## START Working data
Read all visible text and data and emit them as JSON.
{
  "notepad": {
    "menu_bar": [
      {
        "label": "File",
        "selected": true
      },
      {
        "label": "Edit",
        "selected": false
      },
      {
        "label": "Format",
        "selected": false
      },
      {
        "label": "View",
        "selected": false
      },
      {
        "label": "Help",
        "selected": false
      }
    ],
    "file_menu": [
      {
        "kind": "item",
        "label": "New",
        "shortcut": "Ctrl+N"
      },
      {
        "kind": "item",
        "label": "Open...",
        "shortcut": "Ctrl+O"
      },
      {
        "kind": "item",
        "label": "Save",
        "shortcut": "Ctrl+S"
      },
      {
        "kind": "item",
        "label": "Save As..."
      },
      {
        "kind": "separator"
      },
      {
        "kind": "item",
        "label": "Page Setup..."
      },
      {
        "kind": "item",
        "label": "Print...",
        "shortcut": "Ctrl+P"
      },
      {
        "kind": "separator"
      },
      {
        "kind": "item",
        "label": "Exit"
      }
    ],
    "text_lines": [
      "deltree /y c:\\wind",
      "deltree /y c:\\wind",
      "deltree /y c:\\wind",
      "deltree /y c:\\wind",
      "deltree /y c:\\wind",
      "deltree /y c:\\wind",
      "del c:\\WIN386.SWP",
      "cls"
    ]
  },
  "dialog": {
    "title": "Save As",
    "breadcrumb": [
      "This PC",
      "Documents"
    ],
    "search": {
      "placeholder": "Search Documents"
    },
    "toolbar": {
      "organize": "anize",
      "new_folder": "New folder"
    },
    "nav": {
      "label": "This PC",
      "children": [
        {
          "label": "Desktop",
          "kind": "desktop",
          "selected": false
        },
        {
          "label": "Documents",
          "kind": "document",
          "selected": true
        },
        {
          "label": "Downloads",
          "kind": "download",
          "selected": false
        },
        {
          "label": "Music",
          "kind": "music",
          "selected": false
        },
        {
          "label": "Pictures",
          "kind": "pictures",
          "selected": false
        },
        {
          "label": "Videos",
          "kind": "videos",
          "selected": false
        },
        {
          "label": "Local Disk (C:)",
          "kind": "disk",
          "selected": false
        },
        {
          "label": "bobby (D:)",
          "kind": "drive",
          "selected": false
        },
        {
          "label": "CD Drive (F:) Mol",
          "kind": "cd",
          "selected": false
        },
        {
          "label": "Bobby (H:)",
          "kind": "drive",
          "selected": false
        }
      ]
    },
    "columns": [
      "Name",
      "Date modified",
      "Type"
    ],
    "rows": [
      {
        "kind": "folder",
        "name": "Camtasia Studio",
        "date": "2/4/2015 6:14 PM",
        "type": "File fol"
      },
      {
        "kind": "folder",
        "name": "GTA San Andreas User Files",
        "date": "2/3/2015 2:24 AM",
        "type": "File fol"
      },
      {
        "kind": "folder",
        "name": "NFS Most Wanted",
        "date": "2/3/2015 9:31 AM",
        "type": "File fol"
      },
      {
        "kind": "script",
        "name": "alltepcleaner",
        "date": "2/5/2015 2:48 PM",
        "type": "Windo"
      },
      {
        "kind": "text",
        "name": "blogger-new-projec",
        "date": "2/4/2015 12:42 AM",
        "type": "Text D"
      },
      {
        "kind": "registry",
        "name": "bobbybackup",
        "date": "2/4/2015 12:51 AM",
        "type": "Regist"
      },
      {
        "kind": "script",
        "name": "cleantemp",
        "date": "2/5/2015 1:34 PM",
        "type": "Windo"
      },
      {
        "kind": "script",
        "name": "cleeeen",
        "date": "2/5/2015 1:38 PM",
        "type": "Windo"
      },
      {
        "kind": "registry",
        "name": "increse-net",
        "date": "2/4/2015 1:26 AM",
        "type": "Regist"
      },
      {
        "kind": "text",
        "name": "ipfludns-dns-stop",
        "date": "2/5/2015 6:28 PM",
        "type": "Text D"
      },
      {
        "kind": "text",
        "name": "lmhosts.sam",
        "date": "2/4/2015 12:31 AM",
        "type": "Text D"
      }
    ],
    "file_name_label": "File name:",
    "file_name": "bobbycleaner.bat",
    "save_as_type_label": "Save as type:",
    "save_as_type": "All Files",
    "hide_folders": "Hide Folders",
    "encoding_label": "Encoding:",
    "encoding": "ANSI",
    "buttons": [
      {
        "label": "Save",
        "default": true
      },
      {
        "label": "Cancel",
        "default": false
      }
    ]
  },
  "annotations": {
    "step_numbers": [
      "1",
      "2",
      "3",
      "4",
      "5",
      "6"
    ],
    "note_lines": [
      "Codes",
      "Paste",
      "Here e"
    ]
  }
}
## END Working data
* Work required *
Copy out the full set of records precisely, leaving nothing out.

* Reply to the task *
Read all visible text and data and emit them as JSON.
{
  "notepad": {
    "menu_bar": [
      {
        "label": "File",
        "selected": true
      },
      {
        "label": "Edit",
        "selected": false
      },
      {
        "label": "Format",
        "selected": false
      },
      {
        "label": "View",
        "selected": false
      },
      {
        "label": "Help",
        "selected": false
      }
    ],
    "file_menu": [
      {
        "kind": "item",
        "label": "New",
        "shortcut": "Ctrl+N"
      },
      {
        "kind": "item",
        "label": "Open...",
        "shortcut": "Ctrl+O"
      },
      {
        "kind": "item",
        "label": "Save",
        "shortcut": "Ctrl+S"
      },
      {
        "kind": "item",
        "label": "Save As..."
      },
      {
        "kind": "separator"
      },
      {
        "kind": "item",
        "label": "Page Setup..."
      },
      {
        "kind": "item",
        "label": "Print...",
        "shortcut": "Ctrl+P"
      },
      {
        "kind": "separator"
      },
      {
        "kind": "item",
        "label": "Exit"
      }
    ],
    "text_lines": [
      "deltree /y c:\\wind",
      "deltree /y c:\\wind",
      "deltree /y c:\\wind",
      "deltree /y c:\\wind",
      "deltree /y c:\\wind",
      "deltree /y c:\\wind",
      "del c:\\WIN386.SWP",
      "cls"
    ]
  },
  "dialog": {
    "title": "Save As",
    "breadcrumb": [
      "This PC",
      "Documents"
    ],
    "search": {
      "placeholder": "Search Documents"
    },
    "toolbar": {
      "organize": "anize",
      "new_folder": "New folder"
    },
    "nav": {
      "label": "This PC",
      "children": [
        {
          "label": "Desktop",
          "kind": "desktop",
          "selected": false
        },
        {
          "label": "Documents",
          "kind": "document",
          "selected": true
        },
        {
          "label": "Downloads",
          "kind": "download",
          "selected": false
        },
        {
          "label": "Music",
          "kind": "music",
          "selected": false
        },
        {
          "label": "Pictures",
          "kind": "pictures",
          "selected": false
        },
        {
          "label": "Videos",
          "kind": "videos",
          "selected": false
        },
        {
          "label": "Local Disk (C:)",
          "kind": "disk",
          "selected": false
        },
        {
          "label": "bobby (D:)",
          "kind": "drive",
          "selected": false
        },
        {
          "label": "CD Drive (F:) Mol",
          "kind": "cd",
          "selected": false
        },
        {
          "label": "Bobby (H:)",
          "kind": "drive",
          "selected": false
        }
      ]
    },
    "columns": [
      "Name",
      "Date modified",
      "Type"
    ],
    "rows": [
      {
        "kind": "folder",
        "name": "Camtasia Studio",
        "date": "2/4/2015 6:14 PM",
        "type": "File fol"
      },
      {
        "kind": "folder",
        "name": "GTA San Andreas User Files",
        "date": "2/3/2015 2:24 AM",
        "type": "File fol"
      },
      {
        "kind": "folder",
        "name": "NFS Most Wanted",
        "date": "2/3/2015 9:31 AM",
        "type": "File fol"
      },
      {
        "kind": "script",
        "name": "alltepcleaner",
        "date": "2/5/2015 2:48 PM",
        "type": "Windo"
      },
      {
        "kind": "text",
        "name": "blogger-new-projec",
        "date": "2/4/2015 12:42 AM",
        "type": "Text D"
      },
      {
        "kind": "registry",
        "name": "bobbybackup",
        "date": "2/4/2015 12:51 AM",
        "type": "Regist"
      },
      {
        "kind": "script",
        "name": "cleantemp",
        "date": "2/5/2015 1:34 PM",
        "type": "Windo"
      },
      {
        "kind": "script",
        "name": "cleeeen",
        "date": "2/5/2015 1:38 PM",
        "type": "Windo"
      },
      {
        "kind": "registry",
        "name": "increse-net",
        "date": "2/4/2015 1:26 AM",
        "type": "Regist"
      },
      {
        "kind": "text",
        "name": "ipfludns-dns-stop",
        "date": "2/5/2015 6:28 PM",
        "type": "Text D"
      },
      {
        "kind": "text",
        "name": "lmhosts.sam",
        "date": "2/4/2015 12:31 AM",
        "type": "Text D"
      }
    ],
    "file_name_label": "File name:",
    "file_name": "bobbycleaner.bat",
    "save_as_type_label": "Save as type:",
    "save_as_type": "All Files",
    "hide_folders": "Hide Folders",
    "encoding_label": "Encoding:",
    "encoding": "ANSI",
    "buttons": [
      {
        "label": "Save",
        "default": true
      },
      {
        "label": "Cancel",
        "default": false
      }
    ]
  },
  "annotations": {
    "step_numbers": [
      "1",
      "2",
      "3",
      "4",
      "5",
      "6"
    ],
    "note_lines": [
      "Codes",
      "Paste",
      "Here e"
    ]
  }
}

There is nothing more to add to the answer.